The problem: Copy out all the lines exactly. Omit pictures.

Material to process:
————
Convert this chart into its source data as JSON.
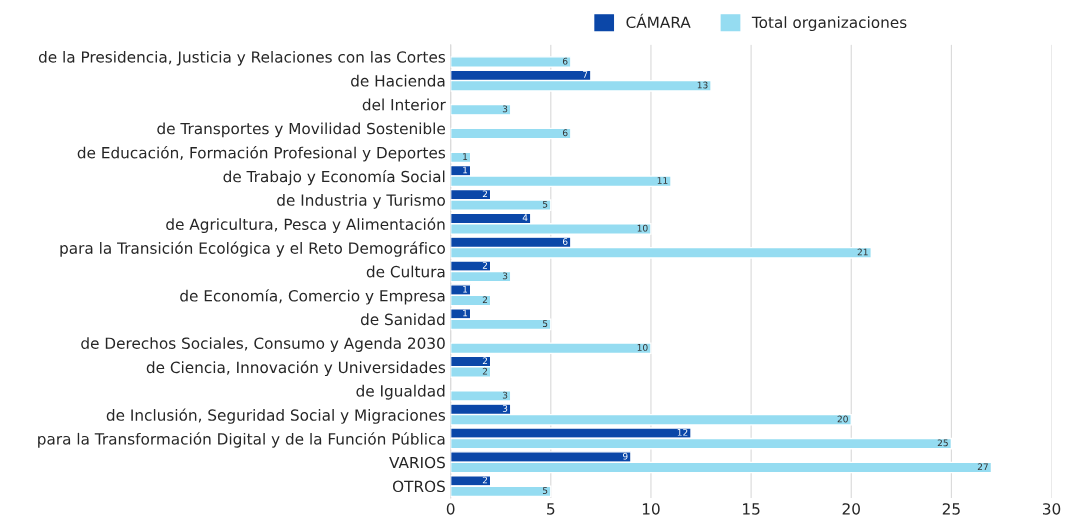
{
  "chart_data": {
    "type": "bar",
    "orientation": "horizontal",
    "categories": [
      "de la Presidencia, Justicia y Relaciones con las Cortes",
      "de Hacienda",
      "del Interior",
      "de Transportes y Movilidad Sostenible",
      "de Educación, Formación Profesional y Deportes",
      "de Trabajo y Economía Social",
      "de Industria y Turismo",
      "de Agricultura, Pesca y Alimentación",
      "para la Transición Ecológica y el Reto Demográfico",
      "de Cultura",
      "de Economía, Comercio y Empresa",
      "de Sanidad",
      "de Derechos Sociales, Consumo y Agenda 2030",
      "de Ciencia, Innovación y Universidades",
      "de Igualdad",
      "de Inclusión, Seguridad Social y Migraciones",
      "para la Transformación Digital y de la Función Pública",
      "VARIOS",
      "OTROS"
    ],
    "series": [
      {
        "name": "CÁMARA",
        "color": "#0b47a8",
        "values": [
          null,
          7,
          null,
          null,
          null,
          1,
          2,
          4,
          6,
          2,
          1,
          1,
          null,
          2,
          null,
          3,
          12,
          9,
          2
        ]
      },
      {
        "name": "Total organizaciones",
        "color": "#95dcf1",
        "values": [
          6,
          13,
          3,
          6,
          1,
          11,
          5,
          10,
          21,
          3,
          2,
          5,
          10,
          2,
          3,
          20,
          25,
          27,
          5
        ]
      }
    ],
    "xlim": [
      0,
      30
    ],
    "xticks": [
      0,
      5,
      10,
      15,
      20,
      25,
      30
    ],
    "grid": "x",
    "legend": "top",
    "data_labels": true
  }
}
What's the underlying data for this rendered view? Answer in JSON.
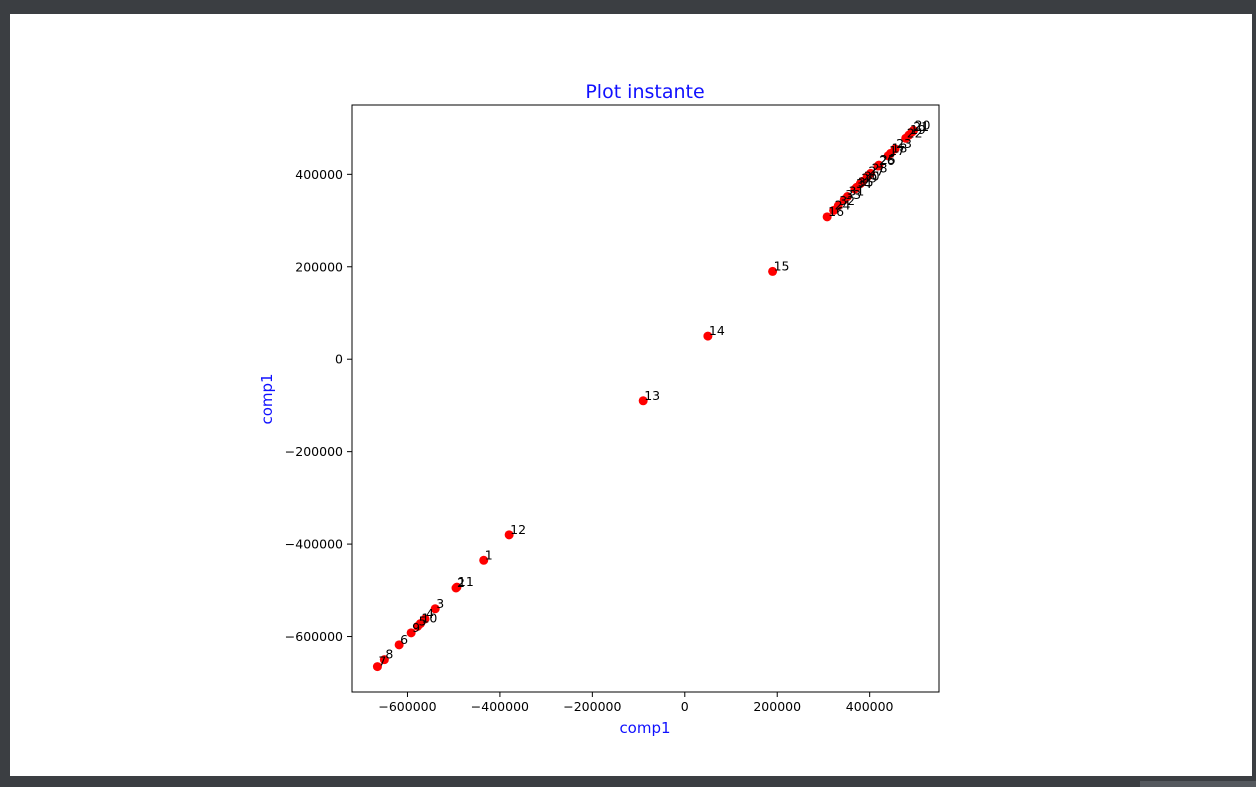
{
  "chart_data": {
    "type": "scatter",
    "title": "Plot instante",
    "xlabel": "comp1",
    "ylabel": "comp1",
    "title_color": "#1010ff",
    "label_color": "#1010ff",
    "point_color": "#ff0000",
    "xlim": [
      -720000,
      550000
    ],
    "ylim": [
      -720000,
      550000
    ],
    "xticks": [
      -600000,
      -400000,
      -200000,
      0,
      200000,
      400000
    ],
    "yticks": [
      -600000,
      -400000,
      -200000,
      0,
      200000,
      400000
    ],
    "xtick_labels": [
      "−600000",
      "−400000",
      "−200000",
      "0",
      "200000",
      "400000"
    ],
    "ytick_labels": [
      "−600000",
      "−400000",
      "−200000",
      "0",
      "200000",
      "400000"
    ],
    "grid": false,
    "points": [
      {
        "label": "1",
        "x": -435000,
        "y": -435000
      },
      {
        "label": "2",
        "x": -495000,
        "y": -495000
      },
      {
        "label": "3",
        "x": -540000,
        "y": -540000
      },
      {
        "label": "4",
        "x": -562000,
        "y": -562000
      },
      {
        "label": "5",
        "x": -578000,
        "y": -578000
      },
      {
        "label": "6",
        "x": -618000,
        "y": -618000
      },
      {
        "label": "7",
        "x": -665000,
        "y": -665000
      },
      {
        "label": "8",
        "x": -650000,
        "y": -650000
      },
      {
        "label": "9",
        "x": -592000,
        "y": -592000
      },
      {
        "label": "10",
        "x": -572000,
        "y": -572000
      },
      {
        "label": "11",
        "x": -493000,
        "y": -493000
      },
      {
        "label": "12",
        "x": -380000,
        "y": -380000
      },
      {
        "label": "13",
        "x": -90000,
        "y": -90000
      },
      {
        "label": "14",
        "x": 50000,
        "y": 50000
      },
      {
        "label": "15",
        "x": 190000,
        "y": 190000
      },
      {
        "label": "16",
        "x": 308000,
        "y": 308000
      },
      {
        "label": "17",
        "x": 440000,
        "y": 440000
      },
      {
        "label": "18",
        "x": 445000,
        "y": 445000
      },
      {
        "label": "19",
        "x": 485000,
        "y": 485000
      },
      {
        "label": "20",
        "x": 495000,
        "y": 495000
      },
      {
        "label": "21",
        "x": 492000,
        "y": 492000
      },
      {
        "label": "22",
        "x": 478000,
        "y": 478000
      },
      {
        "label": "23",
        "x": 455000,
        "y": 455000
      },
      {
        "label": "24",
        "x": 322000,
        "y": 322000
      },
      {
        "label": "25",
        "x": 420000,
        "y": 420000
      },
      {
        "label": "26",
        "x": 418000,
        "y": 418000
      },
      {
        "label": "27",
        "x": 395000,
        "y": 395000
      },
      {
        "label": "28",
        "x": 402000,
        "y": 402000
      },
      {
        "label": "29",
        "x": 380000,
        "y": 380000
      },
      {
        "label": "30",
        "x": 385000,
        "y": 385000
      },
      {
        "label": "31",
        "x": 352000,
        "y": 352000
      },
      {
        "label": "32",
        "x": 332000,
        "y": 332000
      },
      {
        "label": "33",
        "x": 345000,
        "y": 345000
      },
      {
        "label": "34",
        "x": 368000,
        "y": 368000
      },
      {
        "label": "35",
        "x": 372000,
        "y": 372000
      }
    ]
  }
}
————
Answer for the task:
Convert this chart into its source data as JSON.
{
  "chart_data": {
    "type": "bar",
    "orientation": "horizontal",
    "categories": [
      "de la Presidencia, Justicia y Relaciones con las Cortes",
      "de Hacienda",
      "del Interior",
      "de Transportes y Movilidad Sostenible",
      "de Educación, Formación Profesional y Deportes",
      "de Trabajo y Economía Social",
      "de Industria y Turismo",
      "de Agricultura, Pesca y Alimentación",
      "para la Transición Ecológica y el Reto Demográfico",
      "de Cultura",
      "de Economía, Comercio y Empresa",
      "de Sanidad",
      "de Derechos Sociales, Consumo y Agenda 2030",
      "de Ciencia, Innovación y Universidades",
      "de Igualdad",
      "de Inclusión, Seguridad Social y Migraciones",
      "para la Transformación Digital y de la Función Pública",
      "VARIOS",
      "OTROS"
    ],
    "series": [
      {
        "name": "CÁMARA",
        "color": "#0b47a8",
        "values": [
          null,
          7,
          null,
          null,
          null,
          1,
          2,
          4,
          6,
          2,
          1,
          1,
          null,
          2,
          null,
          3,
          12,
          9,
          2
        ]
      },
      {
        "name": "Total organizaciones",
        "color": "#95dcf1",
        "values": [
          6,
          13,
          3,
          6,
          1,
          11,
          5,
          10,
          21,
          3,
          2,
          5,
          10,
          2,
          3,
          20,
          25,
          27,
          5
        ]
      }
    ],
    "xlim": [
      0,
      30
    ],
    "xticks": [
      0,
      5,
      10,
      15,
      20,
      25,
      30
    ],
    "grid": "x",
    "legend": "top",
    "data_labels": true
  }
}
What's the underlying data for this rendered view? Answer in JSON.
{
  "chart_data": {
    "type": "scatter",
    "title": "Plot instante",
    "xlabel": "comp1",
    "ylabel": "comp1",
    "title_color": "#1010ff",
    "label_color": "#1010ff",
    "point_color": "#ff0000",
    "xlim": [
      -720000,
      550000
    ],
    "ylim": [
      -720000,
      550000
    ],
    "xticks": [
      -600000,
      -400000,
      -200000,
      0,
      200000,
      400000
    ],
    "yticks": [
      -600000,
      -400000,
      -200000,
      0,
      200000,
      400000
    ],
    "xtick_labels": [
      "−600000",
      "−400000",
      "−200000",
      "0",
      "200000",
      "400000"
    ],
    "ytick_labels": [
      "−600000",
      "−400000",
      "−200000",
      "0",
      "200000",
      "400000"
    ],
    "grid": false,
    "points": [
      {
        "label": "1",
        "x": -435000,
        "y": -435000
      },
      {
        "label": "2",
        "x": -495000,
        "y": -495000
      },
      {
        "label": "3",
        "x": -540000,
        "y": -540000
      },
      {
        "label": "4",
        "x": -562000,
        "y": -562000
      },
      {
        "label": "5",
        "x": -578000,
        "y": -578000
      },
      {
        "label": "6",
        "x": -618000,
        "y": -618000
      },
      {
        "label": "7",
        "x": -665000,
        "y": -665000
      },
      {
        "label": "8",
        "x": -650000,
        "y": -650000
      },
      {
        "label": "9",
        "x": -592000,
        "y": -592000
      },
      {
        "label": "10",
        "x": -572000,
        "y": -572000
      },
      {
        "label": "11",
        "x": -493000,
        "y": -493000
      },
      {
        "label": "12",
        "x": -380000,
        "y": -380000
      },
      {
        "label": "13",
        "x": -90000,
        "y": -90000
      },
      {
        "label": "14",
        "x": 50000,
        "y": 50000
      },
      {
        "label": "15",
        "x": 190000,
        "y": 190000
      },
      {
        "label": "16",
        "x": 308000,
        "y": 308000
      },
      {
        "label": "17",
        "x": 440000,
        "y": 440000
      },
      {
        "label": "18",
        "x": 445000,
        "y": 445000
      },
      {
        "label": "19",
        "x": 485000,
        "y": 485000
      },
      {
        "label": "20",
        "x": 495000,
        "y": 495000
      },
      {
        "label": "21",
        "x": 492000,
        "y": 492000
      },
      {
        "label": "22",
        "x": 478000,
        "y": 478000
      },
      {
        "label": "23",
        "x": 455000,
        "y": 455000
      },
      {
        "label": "24",
        "x": 322000,
        "y": 322000
      },
      {
        "label": "25",
        "x": 420000,
        "y": 420000
      },
      {
        "label": "26",
        "x": 418000,
        "y": 418000
      },
      {
        "label": "27",
        "x": 395000,
        "y": 395000
      },
      {
        "label": "28",
        "x": 402000,
        "y": 402000
      },
      {
        "label": "29",
        "x": 380000,
        "y": 380000
      },
      {
        "label": "30",
        "x": 385000,
        "y": 385000
      },
      {
        "label": "31",
        "x": 352000,
        "y": 352000
      },
      {
        "label": "32",
        "x": 332000,
        "y": 332000
      },
      {
        "label": "33",
        "x": 345000,
        "y": 345000
      },
      {
        "label": "34",
        "x": 368000,
        "y": 368000
      },
      {
        "label": "35",
        "x": 372000,
        "y": 372000
      }
    ]
  }
}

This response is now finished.